* [SHORT TASK]
From the records below, copy every line that contains the word "které".

* [INPUT ROWS]
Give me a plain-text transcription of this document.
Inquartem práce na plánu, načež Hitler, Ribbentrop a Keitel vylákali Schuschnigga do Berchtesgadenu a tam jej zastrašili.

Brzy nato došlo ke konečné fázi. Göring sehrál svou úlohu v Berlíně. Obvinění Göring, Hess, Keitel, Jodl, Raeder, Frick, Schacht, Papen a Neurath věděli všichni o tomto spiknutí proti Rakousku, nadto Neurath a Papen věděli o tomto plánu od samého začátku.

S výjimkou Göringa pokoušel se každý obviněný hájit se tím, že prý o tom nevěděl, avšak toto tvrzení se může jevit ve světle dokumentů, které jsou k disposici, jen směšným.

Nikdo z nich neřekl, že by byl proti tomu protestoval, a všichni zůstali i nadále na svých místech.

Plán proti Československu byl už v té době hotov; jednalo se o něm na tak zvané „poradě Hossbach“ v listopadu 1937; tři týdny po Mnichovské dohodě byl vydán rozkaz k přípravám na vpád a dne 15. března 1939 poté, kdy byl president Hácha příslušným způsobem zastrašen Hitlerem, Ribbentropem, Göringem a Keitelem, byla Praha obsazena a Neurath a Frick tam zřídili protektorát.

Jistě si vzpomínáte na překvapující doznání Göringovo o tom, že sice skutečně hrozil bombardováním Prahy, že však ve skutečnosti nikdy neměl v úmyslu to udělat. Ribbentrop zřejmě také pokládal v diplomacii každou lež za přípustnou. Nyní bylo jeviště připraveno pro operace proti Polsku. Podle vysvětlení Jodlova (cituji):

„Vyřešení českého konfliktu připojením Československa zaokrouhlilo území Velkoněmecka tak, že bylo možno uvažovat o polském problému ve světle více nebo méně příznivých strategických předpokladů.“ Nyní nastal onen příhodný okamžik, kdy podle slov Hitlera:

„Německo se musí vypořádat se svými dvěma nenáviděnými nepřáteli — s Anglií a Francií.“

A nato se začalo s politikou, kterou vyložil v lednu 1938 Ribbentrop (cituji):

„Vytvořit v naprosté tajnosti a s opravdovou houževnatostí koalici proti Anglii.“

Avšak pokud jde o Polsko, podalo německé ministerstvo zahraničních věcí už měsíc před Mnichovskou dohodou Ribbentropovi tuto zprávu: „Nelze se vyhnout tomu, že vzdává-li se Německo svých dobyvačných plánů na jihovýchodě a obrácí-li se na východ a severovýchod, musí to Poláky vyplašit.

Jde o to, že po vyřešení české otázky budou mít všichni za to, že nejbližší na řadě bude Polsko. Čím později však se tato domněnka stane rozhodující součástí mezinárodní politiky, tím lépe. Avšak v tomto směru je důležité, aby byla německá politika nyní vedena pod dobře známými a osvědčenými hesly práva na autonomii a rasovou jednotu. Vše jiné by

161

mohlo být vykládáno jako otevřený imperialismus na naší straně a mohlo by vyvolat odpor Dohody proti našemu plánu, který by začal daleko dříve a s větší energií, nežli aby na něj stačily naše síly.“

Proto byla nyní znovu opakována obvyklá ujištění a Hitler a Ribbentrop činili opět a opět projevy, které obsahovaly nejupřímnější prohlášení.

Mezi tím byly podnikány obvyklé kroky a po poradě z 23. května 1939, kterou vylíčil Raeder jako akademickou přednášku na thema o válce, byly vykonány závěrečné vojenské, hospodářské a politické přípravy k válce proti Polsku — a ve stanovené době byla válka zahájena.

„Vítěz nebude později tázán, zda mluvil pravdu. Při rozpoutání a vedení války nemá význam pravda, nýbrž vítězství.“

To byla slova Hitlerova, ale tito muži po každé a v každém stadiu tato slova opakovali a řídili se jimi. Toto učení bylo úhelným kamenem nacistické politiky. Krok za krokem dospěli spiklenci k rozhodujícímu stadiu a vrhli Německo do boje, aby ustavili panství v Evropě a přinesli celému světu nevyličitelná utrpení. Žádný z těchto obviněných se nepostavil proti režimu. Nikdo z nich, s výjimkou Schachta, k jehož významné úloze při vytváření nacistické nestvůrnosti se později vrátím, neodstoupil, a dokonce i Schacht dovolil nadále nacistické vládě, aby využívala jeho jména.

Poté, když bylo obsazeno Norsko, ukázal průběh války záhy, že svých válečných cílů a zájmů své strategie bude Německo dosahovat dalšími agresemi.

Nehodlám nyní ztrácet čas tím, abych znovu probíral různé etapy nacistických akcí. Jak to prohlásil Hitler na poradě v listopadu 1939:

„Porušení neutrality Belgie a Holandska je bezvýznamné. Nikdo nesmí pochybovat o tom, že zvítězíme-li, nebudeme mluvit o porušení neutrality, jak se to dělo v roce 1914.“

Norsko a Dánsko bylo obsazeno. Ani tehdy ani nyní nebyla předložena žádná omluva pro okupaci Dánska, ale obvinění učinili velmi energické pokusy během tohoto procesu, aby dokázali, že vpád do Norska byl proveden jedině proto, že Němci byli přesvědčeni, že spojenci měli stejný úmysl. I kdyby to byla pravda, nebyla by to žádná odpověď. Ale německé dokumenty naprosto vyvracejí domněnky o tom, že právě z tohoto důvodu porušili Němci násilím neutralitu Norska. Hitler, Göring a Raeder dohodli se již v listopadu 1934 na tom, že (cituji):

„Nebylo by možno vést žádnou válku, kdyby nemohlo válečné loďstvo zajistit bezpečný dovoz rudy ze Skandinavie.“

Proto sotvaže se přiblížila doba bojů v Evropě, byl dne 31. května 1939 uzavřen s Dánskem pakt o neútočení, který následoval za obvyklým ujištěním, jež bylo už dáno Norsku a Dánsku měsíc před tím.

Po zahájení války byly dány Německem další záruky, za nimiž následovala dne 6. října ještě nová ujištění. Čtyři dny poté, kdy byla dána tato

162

* [ANSWER FOR THIS EXERCISE]
S výjimkou Göringa pokoušel se každý obviněný hájit se tím, že prý o tom nevěděl, avšak toto tvrzení se může jevit ve světle dokumentů, které jsou k disposici, jen směšným.
Proto byla nyní znovu opakována obvyklá ujištění a Hitler a Ribbentrop činili opět a opět projevy, které obsahovaly nejupřímnější prohlášení.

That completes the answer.